+++ Material for the task
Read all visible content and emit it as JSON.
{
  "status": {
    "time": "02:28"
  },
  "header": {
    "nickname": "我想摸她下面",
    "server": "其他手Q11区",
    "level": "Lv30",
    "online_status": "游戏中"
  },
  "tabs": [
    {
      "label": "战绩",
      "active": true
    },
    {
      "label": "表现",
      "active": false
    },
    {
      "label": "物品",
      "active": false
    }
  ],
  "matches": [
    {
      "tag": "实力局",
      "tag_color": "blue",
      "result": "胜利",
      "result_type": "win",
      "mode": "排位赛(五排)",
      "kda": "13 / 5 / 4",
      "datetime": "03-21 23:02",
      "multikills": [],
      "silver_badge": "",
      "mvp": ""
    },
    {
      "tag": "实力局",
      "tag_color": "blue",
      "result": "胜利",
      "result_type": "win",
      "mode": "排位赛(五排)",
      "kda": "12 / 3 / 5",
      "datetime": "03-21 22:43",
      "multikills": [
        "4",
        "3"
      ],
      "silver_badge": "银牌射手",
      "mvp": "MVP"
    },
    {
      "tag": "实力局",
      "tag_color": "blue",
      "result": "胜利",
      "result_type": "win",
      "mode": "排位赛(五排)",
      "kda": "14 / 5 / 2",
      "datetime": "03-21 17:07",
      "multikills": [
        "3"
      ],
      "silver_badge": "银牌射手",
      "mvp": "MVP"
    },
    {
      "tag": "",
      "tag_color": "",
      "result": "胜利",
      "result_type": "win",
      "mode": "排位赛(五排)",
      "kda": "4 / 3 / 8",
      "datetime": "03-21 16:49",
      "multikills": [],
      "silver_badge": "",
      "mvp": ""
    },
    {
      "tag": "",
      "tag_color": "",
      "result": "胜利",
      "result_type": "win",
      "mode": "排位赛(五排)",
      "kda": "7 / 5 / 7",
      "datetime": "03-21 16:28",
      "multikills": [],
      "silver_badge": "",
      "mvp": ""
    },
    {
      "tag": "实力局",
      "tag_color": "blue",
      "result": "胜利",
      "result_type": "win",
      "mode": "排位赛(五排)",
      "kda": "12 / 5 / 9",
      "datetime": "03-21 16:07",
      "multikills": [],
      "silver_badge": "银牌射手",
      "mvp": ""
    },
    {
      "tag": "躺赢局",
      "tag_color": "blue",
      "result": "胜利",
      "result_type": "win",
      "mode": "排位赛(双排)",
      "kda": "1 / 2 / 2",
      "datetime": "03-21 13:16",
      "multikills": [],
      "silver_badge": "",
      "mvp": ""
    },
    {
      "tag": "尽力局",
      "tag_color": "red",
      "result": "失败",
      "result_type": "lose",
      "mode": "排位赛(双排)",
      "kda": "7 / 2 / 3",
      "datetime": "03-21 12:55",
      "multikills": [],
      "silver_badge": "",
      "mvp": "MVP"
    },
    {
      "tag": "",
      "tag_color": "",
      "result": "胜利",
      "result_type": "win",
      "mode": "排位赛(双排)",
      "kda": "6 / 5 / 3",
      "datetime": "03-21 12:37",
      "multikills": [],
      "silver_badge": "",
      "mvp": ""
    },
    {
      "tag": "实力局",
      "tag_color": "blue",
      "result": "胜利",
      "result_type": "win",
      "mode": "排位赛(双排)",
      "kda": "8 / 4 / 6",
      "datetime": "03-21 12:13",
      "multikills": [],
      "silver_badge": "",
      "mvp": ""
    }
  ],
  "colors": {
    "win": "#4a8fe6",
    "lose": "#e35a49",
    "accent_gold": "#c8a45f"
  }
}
++++++
| Exercise goal |
Could you reproduce every record above exactly as it appears?

| Expected answer |
Read all visible content and emit it as JSON.
{
  "status": {
    "time": "02:28"
  },
  "header": {
    "nickname": "我想摸她下面",
    "server": "其他手Q11区",
    "level": "Lv30",
    "online_status": "游戏中"
  },
  "tabs": [
    {
      "label": "战绩",
      "active": true
    },
    {
      "label": "表现",
      "active": false
    },
    {
      "label": "物品",
      "active": false
    }
  ],
  "matches": [
    {
      "tag": "实力局",
      "tag_color": "blue",
      "result": "胜利",
      "result_type": "win",
      "mode": "排位赛(五排)",
      "kda": "13 / 5 / 4",
      "datetime": "03-21 23:02",
      "multikills": [],
      "silver_badge": "",
      "mvp": ""
    },
    {
      "tag": "实力局",
      "tag_color": "blue",
      "result": "胜利",
      "result_type": "win",
      "mode": "排位赛(五排)",
      "kda": "12 / 3 / 5",
      "datetime": "03-21 22:43",
      "multikills": [
        "4",
        "3"
      ],
      "silver_badge": "银牌射手",
      "mvp": "MVP"
    },
    {
      "tag": "实力局",
      "tag_color": "blue",
      "result": "胜利",
      "result_type": "win",
      "mode": "排位赛(五排)",
      "kda": "14 / 5 / 2",
      "datetime": "03-21 17:07",
      "multikills": [
        "3"
      ],
      "silver_badge": "银牌射手",
      "mvp": "MVP"
    },
    {
      "tag": "",
      "tag_color": "",
      "result": "胜利",
      "result_type": "win",
      "mode": "排位赛(五排)",
      "kda": "4 / 3 / 8",
      "datetime": "03-21 16:49",
      "multikills": [],
      "silver_badge": "",
      "mvp": ""
    },
    {
      "tag": "",
      "tag_color": "",
      "result": "胜利",
      "result_type": "win",
      "mode": "排位赛(五排)",
      "kda": "7 / 5 / 7",
      "datetime": "03-21 16:28",
      "multikills": [],
      "silver_badge": "",
      "mvp": ""
    },
    {
      "tag": "实力局",
      "tag_color": "blue",
      "result": "胜利",
      "result_type": "win",
      "mode": "排位赛(五排)",
      "kda": "12 / 5 / 9",
      "datetime": "03-21 16:07",
      "multikills": [],
      "silver_badge": "银牌射手",
      "mvp": ""
    },
    {
      "tag": "躺赢局",
      "tag_color": "blue",
      "result": "胜利",
      "result_type": "win",
      "mode": "排位赛(双排)",
      "kda": "1 / 2 / 2",
      "datetime": "03-21 13:16",
      "multikills": [],
      "silver_badge": "",
      "mvp": ""
    },
    {
      "tag": "尽力局",
      "tag_color": "red",
      "result": "失败",
      "result_type": "lose",
      "mode": "排位赛(双排)",
      "kda": "7 / 2 / 3",
      "datetime": "03-21 12:55",
      "multikills": [],
      "silver_badge": "",
      "mvp": "MVP"
    },
    {
      "tag": "",
      "tag_color": "",
      "result": "胜利",
      "result_type": "win",
      "mode": "排位赛(双排)",
      "kda": "6 / 5 / 3",
      "datetime": "03-21 12:37",
      "multikills": [],
      "silver_badge": "",
      "mvp": ""
    },
    {
      "tag": "实力局",
      "tag_color": "blue",
      "result": "胜利",
      "result_type": "win",
      "mode": "排位赛(双排)",
      "kda": "8 / 4 / 6",
      "datetime": "03-21 12:13",
      "multikills": [],
      "silver_badge": "",
      "mvp": ""
    }
  ],
  "colors": {
    "win": "#4a8fe6",
    "lose": "#e35a49",
    "accent_gold": "#c8a45f"
  }
}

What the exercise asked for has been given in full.